» Problem details
Write the data out again, character for character, with no images.

» Data
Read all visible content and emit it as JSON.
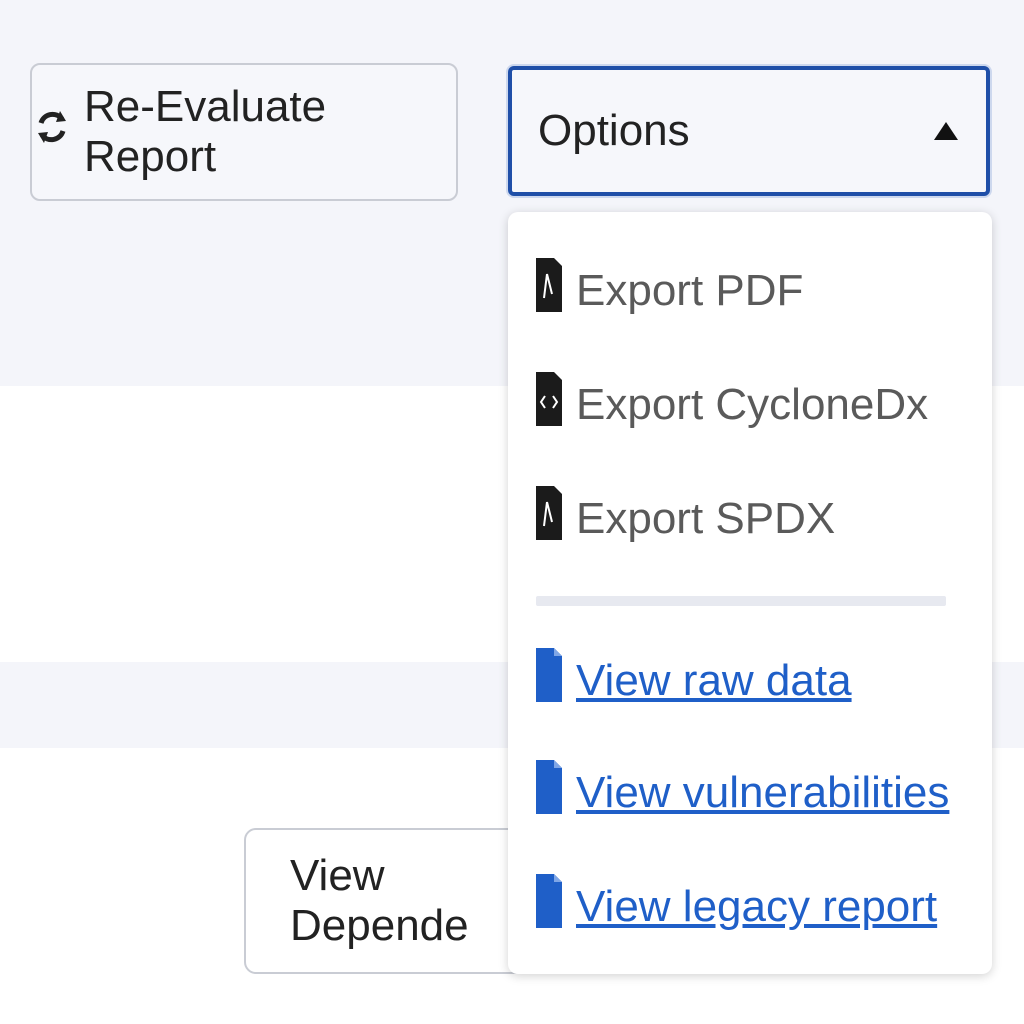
{
  "toolbar": {
    "reevaluate_label": "Re-Evaluate Report",
    "options_value": "Options"
  },
  "options_menu": {
    "export_items": [
      {
        "label": "Export PDF",
        "icon": "pdf-file-icon"
      },
      {
        "label": "Export CycloneDx",
        "icon": "code-file-icon"
      },
      {
        "label": "Export SPDX",
        "icon": "pdf-file-icon"
      }
    ],
    "link_items": [
      {
        "label": "View raw data",
        "icon": "file-icon"
      },
      {
        "label": "View vulnerabilities",
        "icon": "file-icon"
      },
      {
        "label": "View legacy report",
        "icon": "file-icon"
      }
    ]
  },
  "background_buttons": {
    "view_dependencies_label": "View Depende"
  },
  "colors": {
    "accent_blue": "#1f4fa8",
    "link_blue": "#1f5fc8",
    "page_bg": "#f4f5fa"
  }
}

» Result of the exercise
Read all visible content and emit it as JSON.
{
  "toolbar": {
    "reevaluate_label": "Re-Evaluate Report",
    "options_value": "Options"
  },
  "options_menu": {
    "export_items": [
      {
        "label": "Export PDF",
        "icon": "pdf-file-icon"
      },
      {
        "label": "Export CycloneDx",
        "icon": "code-file-icon"
      },
      {
        "label": "Export SPDX",
        "icon": "pdf-file-icon"
      }
    ],
    "link_items": [
      {
        "label": "View raw data",
        "icon": "file-icon"
      },
      {
        "label": "View vulnerabilities",
        "icon": "file-icon"
      },
      {
        "label": "View legacy report",
        "icon": "file-icon"
      }
    ]
  },
  "background_buttons": {
    "view_dependencies_label": "View Depende"
  },
  "colors": {
    "accent_blue": "#1f4fa8",
    "link_blue": "#1f5fc8",
    "page_bg": "#f4f5fa"
  }
}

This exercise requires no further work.